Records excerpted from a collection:
— start —

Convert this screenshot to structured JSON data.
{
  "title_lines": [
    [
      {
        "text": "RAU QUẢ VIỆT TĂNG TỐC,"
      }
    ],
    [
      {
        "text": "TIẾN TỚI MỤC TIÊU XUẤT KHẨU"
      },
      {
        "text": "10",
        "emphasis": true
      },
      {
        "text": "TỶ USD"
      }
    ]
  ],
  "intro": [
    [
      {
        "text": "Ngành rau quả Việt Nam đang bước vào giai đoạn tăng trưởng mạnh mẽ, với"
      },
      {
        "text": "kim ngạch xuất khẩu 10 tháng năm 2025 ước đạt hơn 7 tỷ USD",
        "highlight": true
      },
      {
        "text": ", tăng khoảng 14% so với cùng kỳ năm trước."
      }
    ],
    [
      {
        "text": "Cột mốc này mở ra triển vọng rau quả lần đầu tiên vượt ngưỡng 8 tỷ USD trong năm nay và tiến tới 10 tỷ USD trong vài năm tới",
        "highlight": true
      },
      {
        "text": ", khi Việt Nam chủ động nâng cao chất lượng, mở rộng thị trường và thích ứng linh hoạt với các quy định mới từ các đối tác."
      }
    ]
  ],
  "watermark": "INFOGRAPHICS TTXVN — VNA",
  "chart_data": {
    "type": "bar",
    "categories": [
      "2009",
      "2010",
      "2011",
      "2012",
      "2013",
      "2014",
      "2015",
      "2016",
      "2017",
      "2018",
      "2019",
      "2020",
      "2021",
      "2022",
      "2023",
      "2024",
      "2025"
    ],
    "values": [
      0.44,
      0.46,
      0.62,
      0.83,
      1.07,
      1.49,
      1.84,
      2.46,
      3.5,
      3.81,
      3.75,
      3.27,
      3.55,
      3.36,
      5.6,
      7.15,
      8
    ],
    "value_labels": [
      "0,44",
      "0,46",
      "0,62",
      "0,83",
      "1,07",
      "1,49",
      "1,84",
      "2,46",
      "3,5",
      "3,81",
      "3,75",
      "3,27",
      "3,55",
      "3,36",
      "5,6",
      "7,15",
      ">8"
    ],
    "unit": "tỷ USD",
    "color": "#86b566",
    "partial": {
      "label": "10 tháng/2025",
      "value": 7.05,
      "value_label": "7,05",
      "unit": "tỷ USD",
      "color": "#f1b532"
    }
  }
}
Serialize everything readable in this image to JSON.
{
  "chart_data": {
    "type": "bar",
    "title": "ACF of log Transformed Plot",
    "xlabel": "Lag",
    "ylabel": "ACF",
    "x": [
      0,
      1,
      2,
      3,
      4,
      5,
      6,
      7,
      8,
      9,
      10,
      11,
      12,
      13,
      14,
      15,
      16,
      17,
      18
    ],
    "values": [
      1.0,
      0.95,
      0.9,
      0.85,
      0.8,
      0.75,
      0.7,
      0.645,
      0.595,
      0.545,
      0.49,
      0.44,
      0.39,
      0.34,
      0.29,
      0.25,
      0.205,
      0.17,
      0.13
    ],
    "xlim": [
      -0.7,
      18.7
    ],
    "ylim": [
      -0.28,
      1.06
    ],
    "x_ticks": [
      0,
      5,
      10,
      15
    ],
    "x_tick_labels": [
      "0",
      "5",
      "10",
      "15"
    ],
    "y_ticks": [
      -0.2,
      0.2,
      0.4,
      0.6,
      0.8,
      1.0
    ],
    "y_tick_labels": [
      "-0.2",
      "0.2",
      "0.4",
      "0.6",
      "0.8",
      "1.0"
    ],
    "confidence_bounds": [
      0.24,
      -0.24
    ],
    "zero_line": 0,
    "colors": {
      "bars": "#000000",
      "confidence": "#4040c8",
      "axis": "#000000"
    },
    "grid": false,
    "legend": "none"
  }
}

— end —

Aim of the task | Filter the listing above for the string "tháng" and copy every matching line.

Output for this task |
        "text": "kim ngạch xuất khẩu 10 tháng năm 2025 ước đạt hơn 7 tỷ USD",
      "label": "10 tháng/2025",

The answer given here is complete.